### What the task asks
Lift out all lines below that contain "Amount".
┌──
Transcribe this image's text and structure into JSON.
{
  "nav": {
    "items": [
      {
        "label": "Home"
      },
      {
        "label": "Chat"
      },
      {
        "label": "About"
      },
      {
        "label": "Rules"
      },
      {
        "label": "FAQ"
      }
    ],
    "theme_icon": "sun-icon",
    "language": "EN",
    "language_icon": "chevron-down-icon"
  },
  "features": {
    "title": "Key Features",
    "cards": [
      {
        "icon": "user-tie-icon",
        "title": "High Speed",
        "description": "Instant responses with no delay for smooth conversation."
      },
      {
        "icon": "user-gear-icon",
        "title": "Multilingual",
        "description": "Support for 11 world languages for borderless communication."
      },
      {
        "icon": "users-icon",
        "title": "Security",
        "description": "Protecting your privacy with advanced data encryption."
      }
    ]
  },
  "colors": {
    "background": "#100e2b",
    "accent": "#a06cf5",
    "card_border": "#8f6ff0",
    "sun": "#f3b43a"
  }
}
└──
┌──
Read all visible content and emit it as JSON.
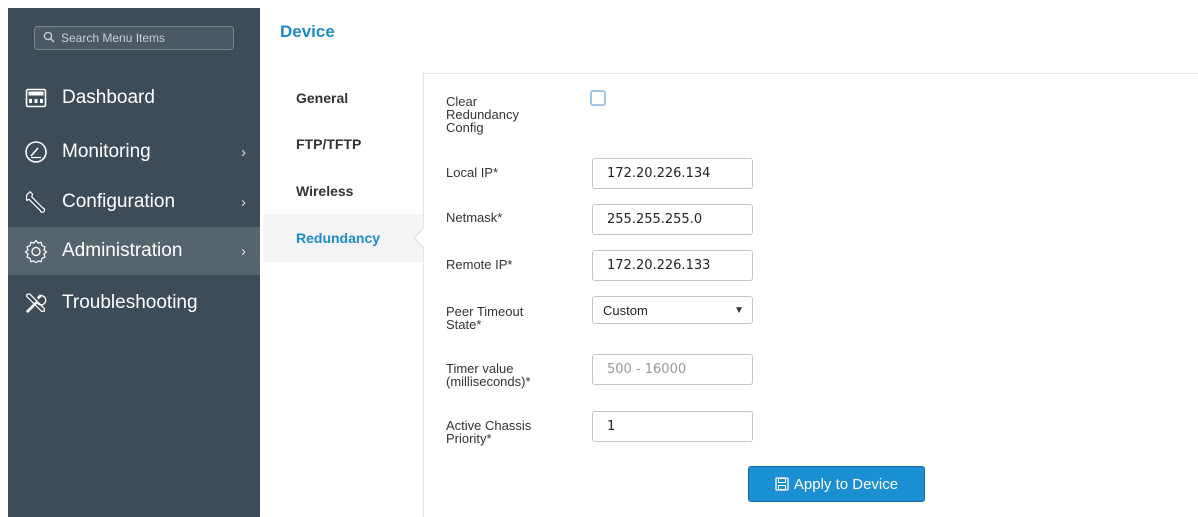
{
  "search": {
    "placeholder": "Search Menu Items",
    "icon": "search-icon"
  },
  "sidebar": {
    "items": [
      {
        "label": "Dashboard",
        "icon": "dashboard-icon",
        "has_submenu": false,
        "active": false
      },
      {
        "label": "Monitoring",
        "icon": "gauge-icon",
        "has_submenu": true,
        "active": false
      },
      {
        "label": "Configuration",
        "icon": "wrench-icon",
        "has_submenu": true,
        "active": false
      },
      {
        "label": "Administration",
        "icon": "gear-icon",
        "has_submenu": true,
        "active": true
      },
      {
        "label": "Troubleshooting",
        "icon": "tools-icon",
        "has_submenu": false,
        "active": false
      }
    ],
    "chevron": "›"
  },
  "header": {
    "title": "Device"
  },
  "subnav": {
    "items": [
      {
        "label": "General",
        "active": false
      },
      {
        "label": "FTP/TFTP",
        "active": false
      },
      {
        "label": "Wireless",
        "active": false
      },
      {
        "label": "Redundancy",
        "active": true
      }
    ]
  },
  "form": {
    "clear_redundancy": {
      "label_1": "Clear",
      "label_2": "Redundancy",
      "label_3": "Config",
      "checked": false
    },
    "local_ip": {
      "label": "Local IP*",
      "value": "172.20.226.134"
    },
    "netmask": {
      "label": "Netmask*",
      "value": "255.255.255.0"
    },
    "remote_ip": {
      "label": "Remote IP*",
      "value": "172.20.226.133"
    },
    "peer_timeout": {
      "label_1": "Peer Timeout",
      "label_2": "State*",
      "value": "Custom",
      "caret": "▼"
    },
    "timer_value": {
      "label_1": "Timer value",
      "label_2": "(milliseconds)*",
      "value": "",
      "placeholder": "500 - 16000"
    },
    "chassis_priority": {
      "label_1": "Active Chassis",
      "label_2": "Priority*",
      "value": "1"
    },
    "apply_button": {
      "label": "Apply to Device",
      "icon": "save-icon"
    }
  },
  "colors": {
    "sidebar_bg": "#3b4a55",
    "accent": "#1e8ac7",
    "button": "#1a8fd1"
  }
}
└──
┌──
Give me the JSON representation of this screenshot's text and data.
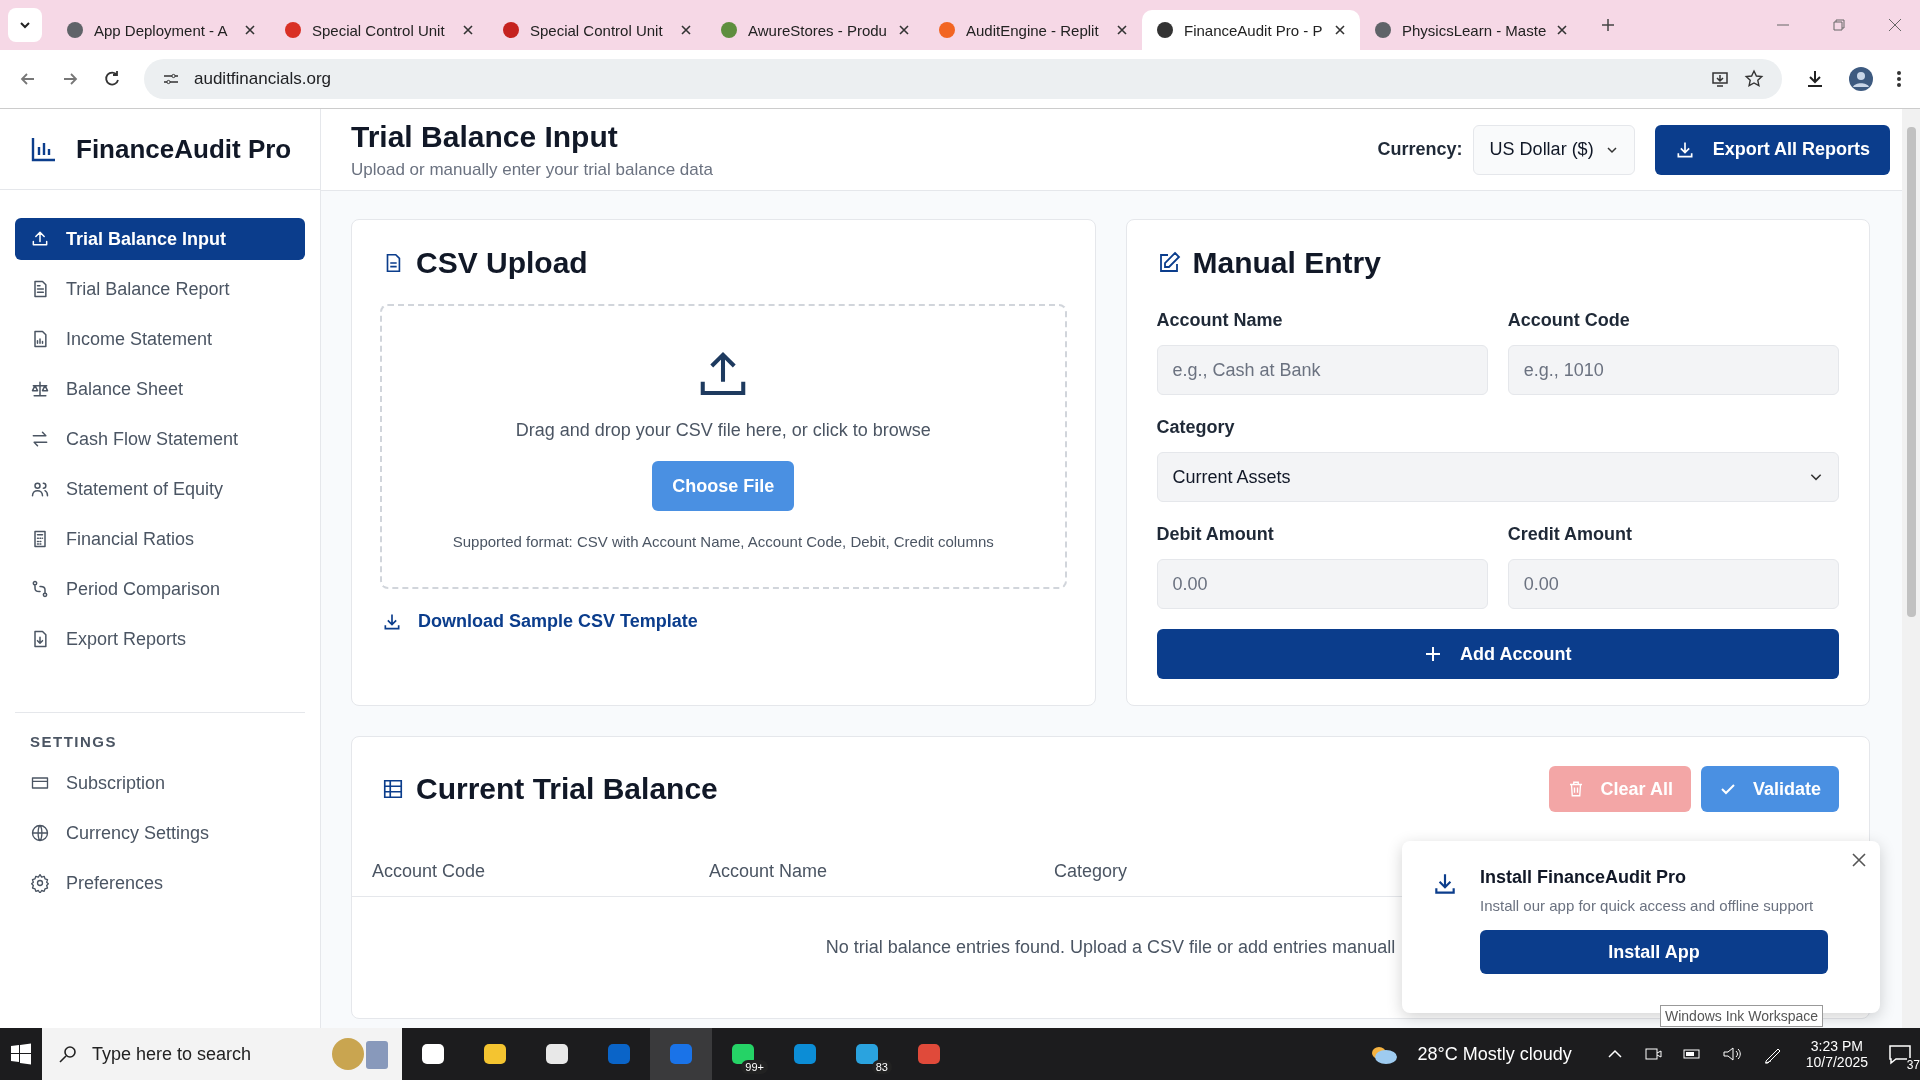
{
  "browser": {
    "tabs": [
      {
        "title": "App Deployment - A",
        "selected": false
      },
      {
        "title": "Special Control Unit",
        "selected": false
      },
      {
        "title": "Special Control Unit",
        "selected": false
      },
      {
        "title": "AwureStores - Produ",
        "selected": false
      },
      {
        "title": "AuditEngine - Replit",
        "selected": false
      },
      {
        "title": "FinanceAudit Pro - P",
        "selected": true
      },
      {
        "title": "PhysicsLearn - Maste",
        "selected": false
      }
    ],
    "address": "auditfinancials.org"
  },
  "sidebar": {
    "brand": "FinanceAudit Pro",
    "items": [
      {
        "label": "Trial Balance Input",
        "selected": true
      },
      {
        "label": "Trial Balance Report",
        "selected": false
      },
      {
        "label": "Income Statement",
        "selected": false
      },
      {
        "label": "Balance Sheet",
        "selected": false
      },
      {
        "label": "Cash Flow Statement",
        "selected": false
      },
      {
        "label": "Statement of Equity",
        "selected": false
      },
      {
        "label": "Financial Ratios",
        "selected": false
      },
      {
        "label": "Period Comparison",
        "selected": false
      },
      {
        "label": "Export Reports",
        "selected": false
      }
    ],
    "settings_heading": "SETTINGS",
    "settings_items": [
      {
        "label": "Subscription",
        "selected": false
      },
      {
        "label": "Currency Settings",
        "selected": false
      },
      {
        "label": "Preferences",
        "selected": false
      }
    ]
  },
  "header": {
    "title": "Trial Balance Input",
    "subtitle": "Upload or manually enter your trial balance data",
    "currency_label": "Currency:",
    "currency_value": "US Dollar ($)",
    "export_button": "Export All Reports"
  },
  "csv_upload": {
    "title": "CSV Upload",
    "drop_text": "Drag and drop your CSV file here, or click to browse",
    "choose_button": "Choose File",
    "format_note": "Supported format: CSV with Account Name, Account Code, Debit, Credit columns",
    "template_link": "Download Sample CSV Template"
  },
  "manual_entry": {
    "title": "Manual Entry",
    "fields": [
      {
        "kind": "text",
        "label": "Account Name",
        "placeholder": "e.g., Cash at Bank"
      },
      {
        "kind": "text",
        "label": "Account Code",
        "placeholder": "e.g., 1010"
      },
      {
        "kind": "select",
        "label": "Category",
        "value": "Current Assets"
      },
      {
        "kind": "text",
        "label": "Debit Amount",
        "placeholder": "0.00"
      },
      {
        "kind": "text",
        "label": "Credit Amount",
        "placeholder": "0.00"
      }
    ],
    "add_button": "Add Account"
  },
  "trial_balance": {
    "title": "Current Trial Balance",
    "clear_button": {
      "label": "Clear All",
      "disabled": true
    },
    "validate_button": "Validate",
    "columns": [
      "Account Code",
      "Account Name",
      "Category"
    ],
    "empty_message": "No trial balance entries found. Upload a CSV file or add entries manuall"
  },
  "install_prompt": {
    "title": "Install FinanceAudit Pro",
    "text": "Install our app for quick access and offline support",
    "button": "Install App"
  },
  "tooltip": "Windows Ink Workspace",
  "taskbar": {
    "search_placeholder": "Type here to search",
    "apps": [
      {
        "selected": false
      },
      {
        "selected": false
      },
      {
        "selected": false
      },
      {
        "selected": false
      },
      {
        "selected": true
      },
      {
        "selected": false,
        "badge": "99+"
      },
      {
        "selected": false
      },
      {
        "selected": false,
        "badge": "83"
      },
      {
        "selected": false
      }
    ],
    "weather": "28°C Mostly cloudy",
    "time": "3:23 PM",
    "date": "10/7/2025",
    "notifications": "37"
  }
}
└──
### Expected output
        "label": "Debit Amount",
        "label": "Credit Amount",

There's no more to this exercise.